- _Extracted records_

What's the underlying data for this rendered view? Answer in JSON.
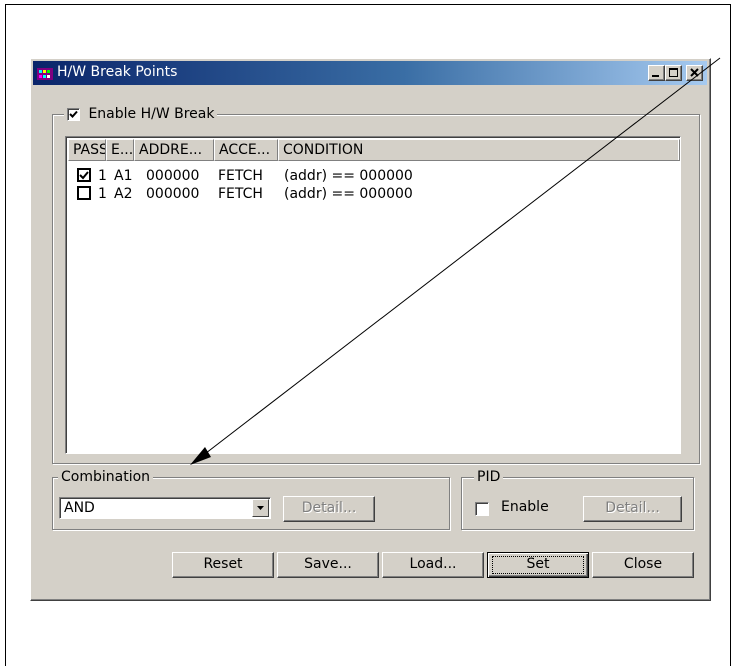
{
  "window": {
    "title": "H/W Break Points",
    "controls": [
      "minimize-icon",
      "maximize-icon",
      "close-icon"
    ]
  },
  "enable_group": {
    "checkbox_label": "Enable H/W Break",
    "checked": true
  },
  "breakpoint_list": {
    "columns": [
      "PASS",
      "E...",
      "ADDRE...",
      "ACCE...",
      "CONDITION"
    ],
    "rows": [
      {
        "checked": true,
        "pass": "1",
        "event": "A1",
        "address": "000000",
        "access": "FETCH",
        "condition": "(addr) == 000000"
      },
      {
        "checked": false,
        "pass": "1",
        "event": "A2",
        "address": "000000",
        "access": "FETCH",
        "condition": "(addr) == 000000"
      }
    ]
  },
  "combination": {
    "legend": "Combination",
    "selected": "AND",
    "detail_label": "Detail..."
  },
  "pid": {
    "legend": "PID",
    "enable_label": "Enable",
    "enable_checked": false,
    "detail_label": "Detail..."
  },
  "buttons": {
    "reset": "Reset",
    "save": "Save...",
    "load": "Load...",
    "set": "Set",
    "close": "Close"
  },
  "colors": {
    "dialog_face": "#d4d0c8",
    "title_start": "#0a246a",
    "title_end": "#a6caf0"
  }
}
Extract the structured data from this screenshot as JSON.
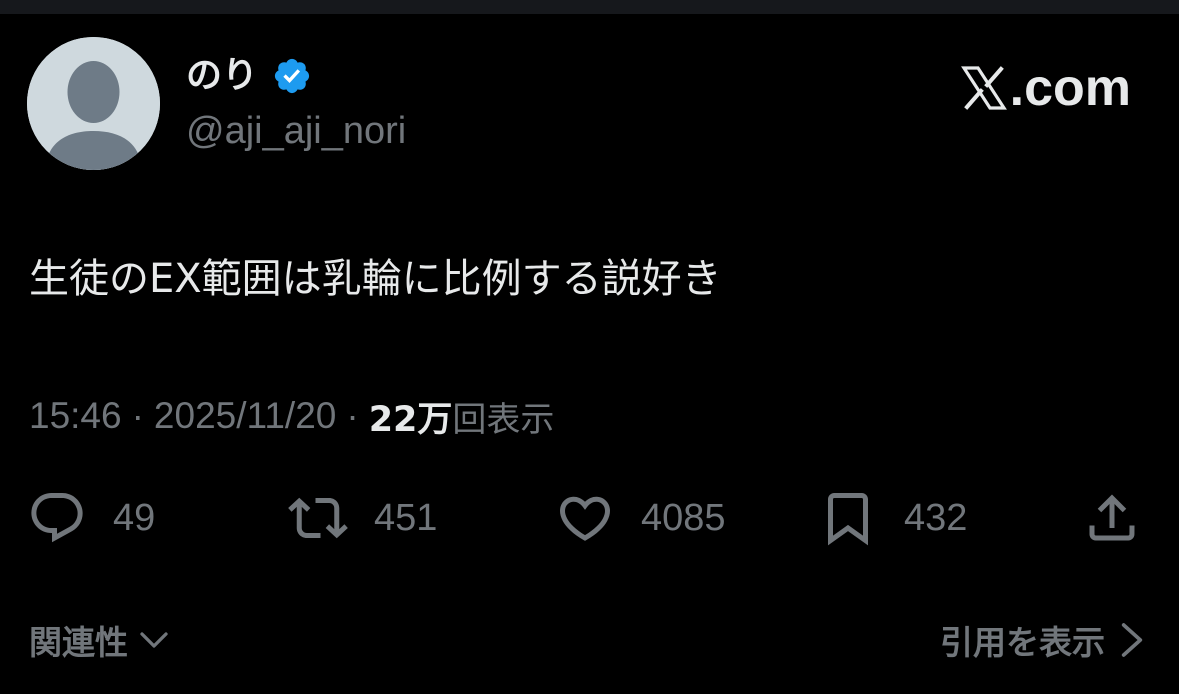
{
  "author": {
    "display_name": "のり",
    "handle": "@aji_aji_nori",
    "verified": true,
    "verified_color": "#1d9bf0"
  },
  "brand": {
    "text": ".com",
    "icon": "x-logo-icon"
  },
  "tweet": {
    "text": "生徒のEX範囲は乳輪に比例する説好き"
  },
  "meta": {
    "time": "15:46",
    "separator": "·",
    "date": "2025/11/20",
    "views_count": "22万",
    "views_label": "回表示"
  },
  "actions": {
    "replies": "49",
    "retweets": "451",
    "likes": "4085",
    "bookmarks": "432"
  },
  "footer": {
    "relevance_label": "関連性",
    "quotes_label": "引用を表示"
  },
  "colors": {
    "background": "#000000",
    "primary_text": "#e7e9ea",
    "secondary_text": "#71767b",
    "avatar_bg": "#cfd9de"
  }
}
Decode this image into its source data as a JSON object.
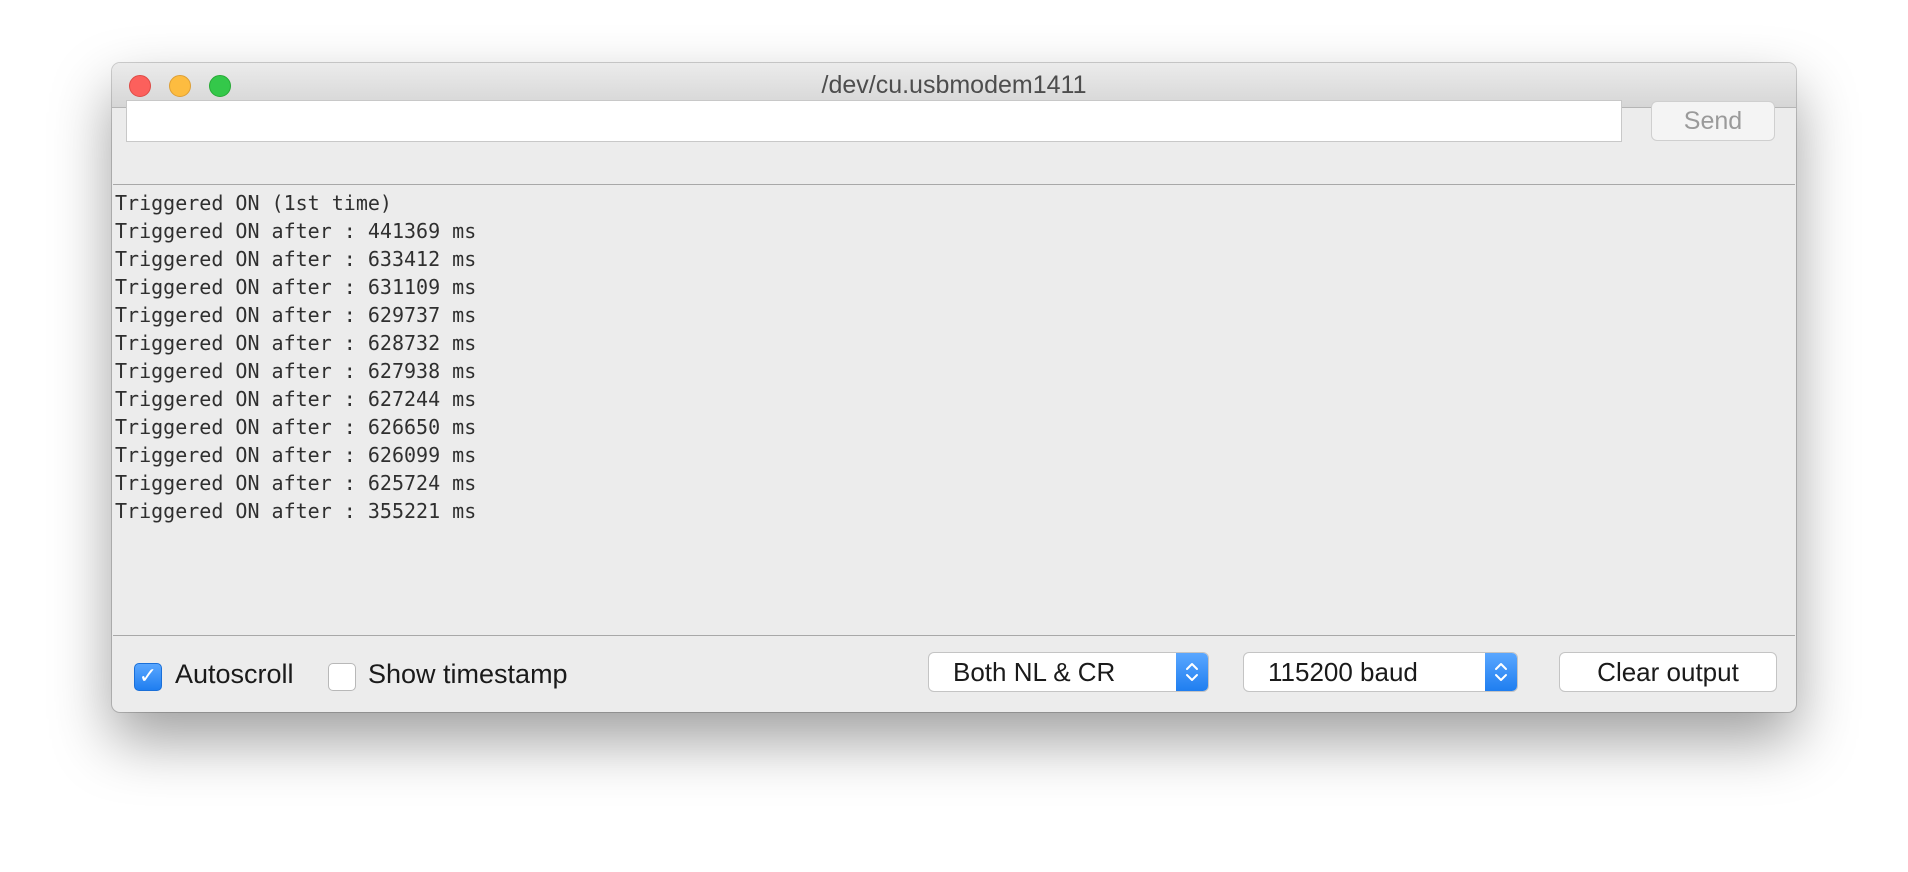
{
  "window": {
    "title": "/dev/cu.usbmodem1411"
  },
  "toolbar": {
    "input_value": "",
    "send_label": "Send"
  },
  "output": {
    "lines": [
      "Triggered ON (1st time)",
      "Triggered ON after : 441369 ms",
      "Triggered ON after : 633412 ms",
      "Triggered ON after : 631109 ms",
      "Triggered ON after : 629737 ms",
      "Triggered ON after : 628732 ms",
      "Triggered ON after : 627938 ms",
      "Triggered ON after : 627244 ms",
      "Triggered ON after : 626650 ms",
      "Triggered ON after : 626099 ms",
      "Triggered ON after : 625724 ms",
      "Triggered ON after : 355221 ms"
    ]
  },
  "footer": {
    "autoscroll_label": "Autoscroll",
    "autoscroll_checked": true,
    "timestamp_label": "Show timestamp",
    "timestamp_checked": false,
    "line_ending_value": "Both NL & CR",
    "baud_value": "115200 baud",
    "clear_label": "Clear output"
  },
  "colors": {
    "traffic_close": "#fc605c",
    "traffic_minimize": "#fdbc40",
    "traffic_maximize": "#34c84a",
    "accent": "#1f7ef0"
  },
  "icons": {
    "checkmark": "checkmark-icon",
    "select_arrows": "up-down-chevron-icon"
  }
}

- _Task goal_
Track down every line holding the string "true" and copy it.

- _Exercise output_
    "checked": true
        "checked": true,
    "verified": true,
    "autoscroll_checked": true,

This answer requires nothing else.